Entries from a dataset

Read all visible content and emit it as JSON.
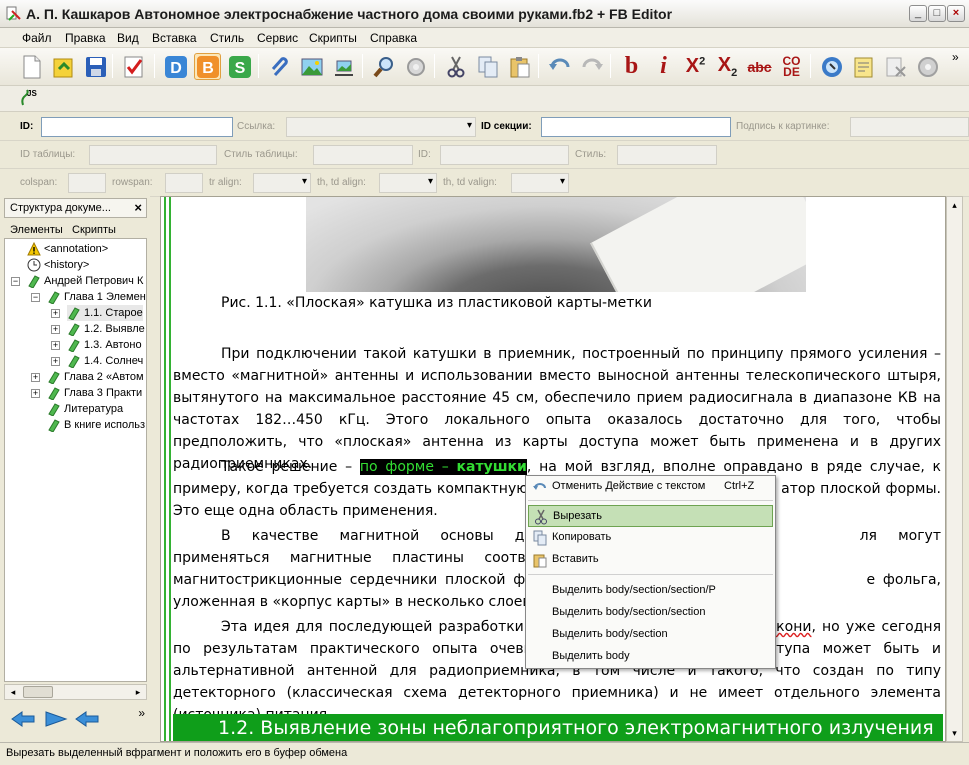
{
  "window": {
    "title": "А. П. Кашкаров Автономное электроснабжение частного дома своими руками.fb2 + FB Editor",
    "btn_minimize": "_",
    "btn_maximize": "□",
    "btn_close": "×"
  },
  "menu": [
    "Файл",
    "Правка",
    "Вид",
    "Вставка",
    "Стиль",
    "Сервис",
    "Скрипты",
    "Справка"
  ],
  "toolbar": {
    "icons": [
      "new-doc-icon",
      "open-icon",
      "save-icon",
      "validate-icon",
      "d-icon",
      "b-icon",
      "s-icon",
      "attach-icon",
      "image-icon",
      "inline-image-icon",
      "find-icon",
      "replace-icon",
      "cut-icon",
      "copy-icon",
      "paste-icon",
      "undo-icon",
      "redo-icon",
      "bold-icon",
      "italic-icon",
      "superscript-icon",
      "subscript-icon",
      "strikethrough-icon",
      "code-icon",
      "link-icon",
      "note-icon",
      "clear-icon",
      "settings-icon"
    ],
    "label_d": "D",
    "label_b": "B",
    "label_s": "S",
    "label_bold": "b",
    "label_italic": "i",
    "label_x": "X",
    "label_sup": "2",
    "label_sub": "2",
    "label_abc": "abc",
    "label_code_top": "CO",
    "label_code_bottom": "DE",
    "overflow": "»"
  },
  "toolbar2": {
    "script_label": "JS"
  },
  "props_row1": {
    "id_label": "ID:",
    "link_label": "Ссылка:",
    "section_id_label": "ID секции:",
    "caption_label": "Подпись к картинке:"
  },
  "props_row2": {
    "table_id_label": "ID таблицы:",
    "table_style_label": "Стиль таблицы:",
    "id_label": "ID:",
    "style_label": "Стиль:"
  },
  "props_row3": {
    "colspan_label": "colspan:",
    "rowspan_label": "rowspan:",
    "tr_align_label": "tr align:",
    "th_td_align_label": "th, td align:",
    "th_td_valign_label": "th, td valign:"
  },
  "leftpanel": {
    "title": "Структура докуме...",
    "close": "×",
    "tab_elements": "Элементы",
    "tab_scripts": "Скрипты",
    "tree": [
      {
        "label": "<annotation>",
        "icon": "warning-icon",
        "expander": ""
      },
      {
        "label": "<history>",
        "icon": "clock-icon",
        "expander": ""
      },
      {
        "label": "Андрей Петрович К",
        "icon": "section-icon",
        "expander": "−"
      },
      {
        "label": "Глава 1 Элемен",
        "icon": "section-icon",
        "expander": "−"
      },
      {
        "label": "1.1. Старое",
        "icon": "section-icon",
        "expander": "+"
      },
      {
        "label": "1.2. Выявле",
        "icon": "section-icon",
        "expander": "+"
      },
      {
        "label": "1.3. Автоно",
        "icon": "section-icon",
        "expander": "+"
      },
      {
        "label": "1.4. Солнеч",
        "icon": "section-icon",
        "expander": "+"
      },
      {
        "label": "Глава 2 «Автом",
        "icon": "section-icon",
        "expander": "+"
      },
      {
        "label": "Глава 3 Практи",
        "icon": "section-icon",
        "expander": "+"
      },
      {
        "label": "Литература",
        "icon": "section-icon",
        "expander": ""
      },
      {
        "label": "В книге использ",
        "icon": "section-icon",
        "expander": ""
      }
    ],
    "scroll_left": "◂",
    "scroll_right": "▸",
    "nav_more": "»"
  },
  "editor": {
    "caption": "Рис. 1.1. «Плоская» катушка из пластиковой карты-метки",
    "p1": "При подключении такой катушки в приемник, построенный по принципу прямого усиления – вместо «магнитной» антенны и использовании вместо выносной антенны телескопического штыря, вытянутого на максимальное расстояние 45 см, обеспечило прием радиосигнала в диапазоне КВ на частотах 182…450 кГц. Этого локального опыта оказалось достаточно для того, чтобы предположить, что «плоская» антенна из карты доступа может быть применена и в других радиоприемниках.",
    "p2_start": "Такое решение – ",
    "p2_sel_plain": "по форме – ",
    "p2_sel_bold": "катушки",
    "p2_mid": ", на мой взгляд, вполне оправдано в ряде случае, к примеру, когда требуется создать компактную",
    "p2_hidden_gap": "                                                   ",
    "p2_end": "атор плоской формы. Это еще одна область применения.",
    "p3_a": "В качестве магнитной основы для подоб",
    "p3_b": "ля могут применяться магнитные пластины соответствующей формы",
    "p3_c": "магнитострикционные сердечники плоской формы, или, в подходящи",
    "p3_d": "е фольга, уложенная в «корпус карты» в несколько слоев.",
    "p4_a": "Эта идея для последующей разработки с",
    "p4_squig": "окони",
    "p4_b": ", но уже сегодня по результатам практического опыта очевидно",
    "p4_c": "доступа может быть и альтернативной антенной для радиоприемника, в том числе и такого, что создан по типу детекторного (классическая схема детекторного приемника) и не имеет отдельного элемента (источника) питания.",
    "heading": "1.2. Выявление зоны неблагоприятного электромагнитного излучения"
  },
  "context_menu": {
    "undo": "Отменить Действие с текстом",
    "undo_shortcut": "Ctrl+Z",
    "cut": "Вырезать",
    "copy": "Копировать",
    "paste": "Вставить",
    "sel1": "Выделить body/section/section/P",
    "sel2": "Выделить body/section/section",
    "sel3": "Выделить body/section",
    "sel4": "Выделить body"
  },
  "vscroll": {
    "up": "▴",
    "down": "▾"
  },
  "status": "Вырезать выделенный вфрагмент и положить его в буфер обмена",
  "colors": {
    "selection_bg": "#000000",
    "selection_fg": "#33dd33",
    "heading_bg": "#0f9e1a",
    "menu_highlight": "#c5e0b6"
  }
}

WORK INSTRUCTIONS
Pull out all lines from the entries above that include the word "катушки".

SOLUTION FOR THIS EXERCISE
    "p1": "При подключении такой катушки в приемник, построенный по принципу прямого усиления – вместо «магнитной» антенны и использовании вместо выносной антенны телескопического штыря, вытянутого на максимальное расстояние 45 см, обеспечило прием радиосигнала в диапазоне КВ на частотах 182…450 кГц. Этого локального опыта оказалось достаточно для того, чтобы предположить, что «плоская» антенна из карты доступа может быть применена и в других радиоприемниках.",
    "p2_sel_bold": "катушки",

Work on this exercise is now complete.